__DOCUMENT SECTION__

Voxitatis reported several months ago that the scores of students who took Common Core-aligned tests in math, administered by the Partnership for Assessment of Readiness for College and Careers, or PARCC, online scored lower at the high school level than those who took the test on paper. We blamed the difference on the “equation editor,” a MathType derivative that requires students to select math symbols from numerous dropdown palettes and enter their math work in paragraph form, resembling neither how they learn about nor study nor complete homework nor understand mathematics in any way.

We quoted S James Gates, a physicist at the University of Maryland, a member of the Maryland State Board of Education, and a recipient of the National Medal of Science from President Barack Obama, as saying the equation editor was an inappropriate tool for doing the work of the PARCC tests in math.

Differences were not reported at all grade levels or for both subjects. Differences between online scores and scores on paper were most pronounced in high school math, but it wasn’t entirely clear that the differences could be attributed solely to the equation editor. That was just a hypothesis several people, including me, had shared over the past year or so.

Ultimately, the online tests were found to be mostly comparable to the paper tests, and we haven’t said much about the subject ever since. But one new report found negative “device effects” among students in Ohio who used tablets to take the tests. PARCC had originally excluded test scores from Ohio, where one out of about seven PARCC test takers lived, before computing the numbers, in effect declaring the entire state an outlier.

With the numbers from Ohio included in the new report, it’s now clear that students who took the PARCC tests on tablets scored an average of 10 points and 14 points lower, respectively, than those who took the tests on laptops or desktop computers.

Unlike the earlier studies, this one didn’t examine score differences between online test takers and paper test takers. That is, it doesn’t replicate the earlier work. It does, however, reinforce the findings obtained previously. The fact that kids who take a test on one device get lower scores than kids who take the same test on a different device is inconvenient, mainly because the type of device the kid uses has nothing whatsoever to do with either the kid’s understanding of mathematics at the appropriate grade level nor the quality of his or her teachers.

As you can read for yourself, the report found that “extensive evidence of device effects was observed on nearly every assessment” when the results from Ohio, the largest state in PARCC at the time, were included.

__TASK TO CARRY OUT__
Continue the article on device effects in PARCC test scores, picking up after its final sentence.

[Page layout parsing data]

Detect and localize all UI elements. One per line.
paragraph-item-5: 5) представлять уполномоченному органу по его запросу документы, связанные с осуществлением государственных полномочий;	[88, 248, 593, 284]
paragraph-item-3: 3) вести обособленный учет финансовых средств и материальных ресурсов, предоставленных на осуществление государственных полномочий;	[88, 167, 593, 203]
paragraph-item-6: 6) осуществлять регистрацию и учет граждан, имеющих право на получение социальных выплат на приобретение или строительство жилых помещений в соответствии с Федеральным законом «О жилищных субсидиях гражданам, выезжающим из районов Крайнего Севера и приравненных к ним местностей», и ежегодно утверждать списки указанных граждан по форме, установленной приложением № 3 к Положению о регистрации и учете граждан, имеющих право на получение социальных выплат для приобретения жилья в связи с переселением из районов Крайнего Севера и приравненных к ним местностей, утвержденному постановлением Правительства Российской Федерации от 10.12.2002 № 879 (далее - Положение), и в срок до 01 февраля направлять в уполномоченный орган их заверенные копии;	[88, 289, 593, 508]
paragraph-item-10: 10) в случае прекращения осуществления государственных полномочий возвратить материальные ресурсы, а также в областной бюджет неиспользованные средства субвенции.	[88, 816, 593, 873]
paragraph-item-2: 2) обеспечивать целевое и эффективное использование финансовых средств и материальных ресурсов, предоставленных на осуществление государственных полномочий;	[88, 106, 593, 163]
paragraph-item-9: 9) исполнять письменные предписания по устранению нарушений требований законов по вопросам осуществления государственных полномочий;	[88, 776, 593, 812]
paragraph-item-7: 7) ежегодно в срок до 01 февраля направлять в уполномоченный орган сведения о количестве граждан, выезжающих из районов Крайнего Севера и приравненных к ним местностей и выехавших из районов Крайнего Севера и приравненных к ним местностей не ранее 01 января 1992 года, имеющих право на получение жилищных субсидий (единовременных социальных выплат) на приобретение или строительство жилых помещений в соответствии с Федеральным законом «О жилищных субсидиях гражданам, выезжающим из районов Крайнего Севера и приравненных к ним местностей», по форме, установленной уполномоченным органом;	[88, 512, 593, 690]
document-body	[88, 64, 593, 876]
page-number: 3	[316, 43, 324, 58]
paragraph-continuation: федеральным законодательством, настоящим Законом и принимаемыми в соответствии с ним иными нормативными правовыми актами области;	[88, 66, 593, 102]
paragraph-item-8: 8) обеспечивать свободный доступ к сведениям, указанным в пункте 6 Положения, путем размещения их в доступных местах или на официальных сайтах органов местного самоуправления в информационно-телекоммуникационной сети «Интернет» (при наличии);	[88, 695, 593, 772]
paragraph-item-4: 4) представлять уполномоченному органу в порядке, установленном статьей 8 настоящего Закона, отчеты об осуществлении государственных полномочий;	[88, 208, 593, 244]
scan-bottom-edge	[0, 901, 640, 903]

__RESULT OF THE TASK__
I stand by my earlier remarks: Students’ familiarity with online test-taking tools like the equation editor is completely beside the point. I don’t care if our students learn how to use some contrived MathType look-alike, which isn’t even a good way of writing mathematical expressions at the high school level, let alone a fair way of holding students, teachers, or schools accountable. It is, rather, an amateurish online tool that bears no resemblance whatsoever to math at the high school level.

Any attempt on the part of schools to divert the public’s attention away from their own failures in the online testing realm and toward a made-up need to familiarize students with an online test-delivery tool reveals a motive to defraud students and communities. Schools should use technology for many good reasons; these tests aren’t one of those reasons—at least until a whole lot more research comes in and tells us what we’re dealing with.

I mean, there are variables that have an impact on student test scores—socioeconomic status, headaches, and so on—even in states that don’t start with the letter ‘O.’ Federal law requires us to test students once in high school and give each student a “score” for performance in math. The use of inadequate technology to assess that performance has both reduced the rigor for the problems on the test in order to accommodate low-end answer-entry tools and forced us to face the fact that we’re measuring more variables than we thought (or told the public about) besides actual math performance. Add device use and familiarity with specific and underdeveloped test-delivery tools to the list of variables. And tell people what’s happening.